PROBLEM STATEMENT> Restate the Apache Iceberg overview from "Iceberg has tried" up to and including "read and write.", replacing "file listing" with "file enumeration".

Where does the Table format fits

Apache Iceberg is a layer on top of File format like parquet or ORC and the compute will make use of this table format on top of the file formats which is stored in the storage.

Introduction

Apache Iceberg is an open table format for huge analytic datasets. Iceberg adds tables to compute engines including Spark, Trino, PrestoDB, Flink and Hive using a high-performance table format that works just like a SQL table.

Background

Apache Iceberg was invented by Netflix and later open sourced to Apache Foundation.

Goals of Iceberg

Iceberg has tried to answer a lot of pain points we have in the current generation of data.

  1. Support to in place file formats. How can we get the best-est of performance out of the data which I already have and without changing the pipeline or the file format.
  2. Schema evolution. As the time changes, the schema will change. How can we be able to support the schema evolution over time without braking the downstream applications.
  3. Atomic operations in BIGDATA. It’s a big ask in the big data world as to achieve the ACID compliance.
  4. To get rid of directory and file listing. Every query requires a file listing and discarding based on the footer(parquet).
  5. Altering partitioning column over the time and should support previous and new partitioning columns.
  6. Isolation between read and write.
  7. Implicit partitioning and I expect the engine to take care of my partitioning columns.
  8. Versioning and time travel.
Photo by Sebastian Herrmann on Unsplash

ICEBERG Answers

1. Support to in place file formats

As we have already discussed Iceberg is not a file format but it’s a table format.

SUPPLIED RECORDS>
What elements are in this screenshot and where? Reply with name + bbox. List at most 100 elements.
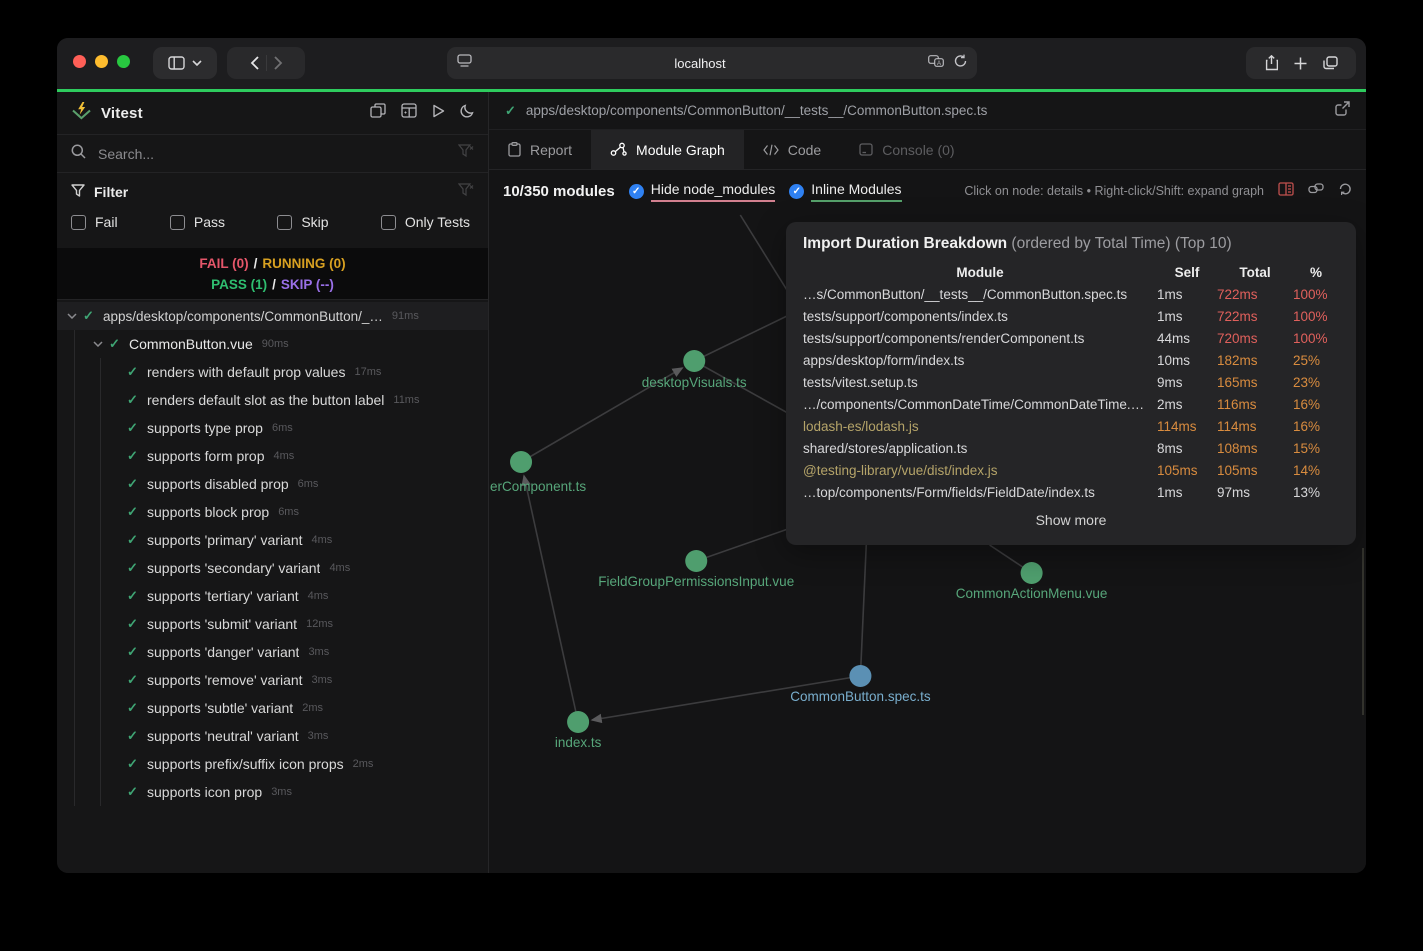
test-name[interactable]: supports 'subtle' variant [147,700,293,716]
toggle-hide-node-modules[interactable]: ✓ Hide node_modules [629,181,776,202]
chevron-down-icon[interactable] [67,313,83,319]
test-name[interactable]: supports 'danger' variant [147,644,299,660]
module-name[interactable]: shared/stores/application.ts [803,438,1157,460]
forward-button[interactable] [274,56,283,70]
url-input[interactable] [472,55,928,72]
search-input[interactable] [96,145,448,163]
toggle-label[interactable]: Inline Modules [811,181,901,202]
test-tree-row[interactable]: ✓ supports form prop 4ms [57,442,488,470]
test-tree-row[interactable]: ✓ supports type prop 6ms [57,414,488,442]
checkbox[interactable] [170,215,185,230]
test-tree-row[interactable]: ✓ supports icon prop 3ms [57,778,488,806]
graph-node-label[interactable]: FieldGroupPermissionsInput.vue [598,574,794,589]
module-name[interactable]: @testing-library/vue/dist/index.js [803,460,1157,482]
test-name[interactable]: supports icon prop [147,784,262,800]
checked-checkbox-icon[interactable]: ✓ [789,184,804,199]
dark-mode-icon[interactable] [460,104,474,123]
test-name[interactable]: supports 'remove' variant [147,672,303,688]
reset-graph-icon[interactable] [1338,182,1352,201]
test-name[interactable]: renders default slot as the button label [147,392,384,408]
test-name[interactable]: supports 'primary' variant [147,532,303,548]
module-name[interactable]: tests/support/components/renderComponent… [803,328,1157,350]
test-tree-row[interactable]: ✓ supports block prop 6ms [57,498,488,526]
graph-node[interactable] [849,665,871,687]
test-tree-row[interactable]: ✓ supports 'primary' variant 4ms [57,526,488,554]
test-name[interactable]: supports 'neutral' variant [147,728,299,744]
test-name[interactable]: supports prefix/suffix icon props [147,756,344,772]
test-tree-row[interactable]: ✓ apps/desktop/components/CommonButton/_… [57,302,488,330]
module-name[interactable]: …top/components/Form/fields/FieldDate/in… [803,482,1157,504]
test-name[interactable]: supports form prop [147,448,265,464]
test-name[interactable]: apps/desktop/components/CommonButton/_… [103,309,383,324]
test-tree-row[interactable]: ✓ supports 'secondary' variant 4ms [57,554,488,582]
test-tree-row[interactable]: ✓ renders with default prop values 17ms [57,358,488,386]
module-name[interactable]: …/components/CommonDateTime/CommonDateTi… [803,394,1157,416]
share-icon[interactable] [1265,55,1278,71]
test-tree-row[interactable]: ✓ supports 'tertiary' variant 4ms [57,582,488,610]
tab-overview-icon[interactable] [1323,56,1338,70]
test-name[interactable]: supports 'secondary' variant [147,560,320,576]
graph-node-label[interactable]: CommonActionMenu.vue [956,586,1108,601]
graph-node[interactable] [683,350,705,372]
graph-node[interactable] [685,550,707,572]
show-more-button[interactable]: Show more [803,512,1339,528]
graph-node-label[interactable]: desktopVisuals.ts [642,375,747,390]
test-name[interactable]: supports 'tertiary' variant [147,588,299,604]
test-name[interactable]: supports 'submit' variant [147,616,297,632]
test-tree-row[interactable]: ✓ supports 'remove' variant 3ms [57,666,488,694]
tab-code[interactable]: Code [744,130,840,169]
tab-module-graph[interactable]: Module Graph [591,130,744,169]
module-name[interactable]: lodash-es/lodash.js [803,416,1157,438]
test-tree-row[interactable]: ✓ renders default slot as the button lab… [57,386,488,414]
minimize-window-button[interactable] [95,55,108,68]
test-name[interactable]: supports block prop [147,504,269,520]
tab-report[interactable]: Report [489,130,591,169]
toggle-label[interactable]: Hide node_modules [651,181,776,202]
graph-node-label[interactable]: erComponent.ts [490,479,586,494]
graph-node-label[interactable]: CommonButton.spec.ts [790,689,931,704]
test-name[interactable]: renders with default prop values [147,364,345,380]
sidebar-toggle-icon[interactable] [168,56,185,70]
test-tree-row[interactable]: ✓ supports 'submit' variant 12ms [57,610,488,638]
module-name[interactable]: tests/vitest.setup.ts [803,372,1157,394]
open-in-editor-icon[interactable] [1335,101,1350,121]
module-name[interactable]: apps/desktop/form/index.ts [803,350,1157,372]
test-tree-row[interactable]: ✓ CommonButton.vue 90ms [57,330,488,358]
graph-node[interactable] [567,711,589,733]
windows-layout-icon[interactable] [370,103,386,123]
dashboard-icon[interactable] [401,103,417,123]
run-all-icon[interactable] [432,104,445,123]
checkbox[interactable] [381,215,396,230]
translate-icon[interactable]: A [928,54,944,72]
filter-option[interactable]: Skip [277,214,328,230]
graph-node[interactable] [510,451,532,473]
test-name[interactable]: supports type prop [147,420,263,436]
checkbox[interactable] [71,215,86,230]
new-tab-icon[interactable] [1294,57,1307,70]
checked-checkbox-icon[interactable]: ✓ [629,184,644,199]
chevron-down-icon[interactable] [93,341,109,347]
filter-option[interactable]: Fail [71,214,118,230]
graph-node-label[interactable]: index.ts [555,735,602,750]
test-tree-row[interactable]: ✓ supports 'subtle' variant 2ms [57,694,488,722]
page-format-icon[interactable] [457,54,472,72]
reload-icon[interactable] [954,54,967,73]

TASK RESULT>
Iceberg has tried to answer a lot of pain points we have in the current generation of data.

  1. Support to in place file formats. How can we get the best-est of performance out of the data which I already have and without changing the pipeline or the file format.
  2. Schema evolution. As the time changes, the schema will change. How can we be able to support the schema evolution over time without braking the downstream applications.
  3. Atomic operations in BIGDATA. It’s a big ask in the big data world as to achieve the ACID compliance.
  4. To get rid of directory and file enumeration. Every query requires a file enumeration and discarding based on the footer(parquet).
  5. Altering partitioning column over the time and should support previous and new partitioning columns.
  6. Isolation between read and write.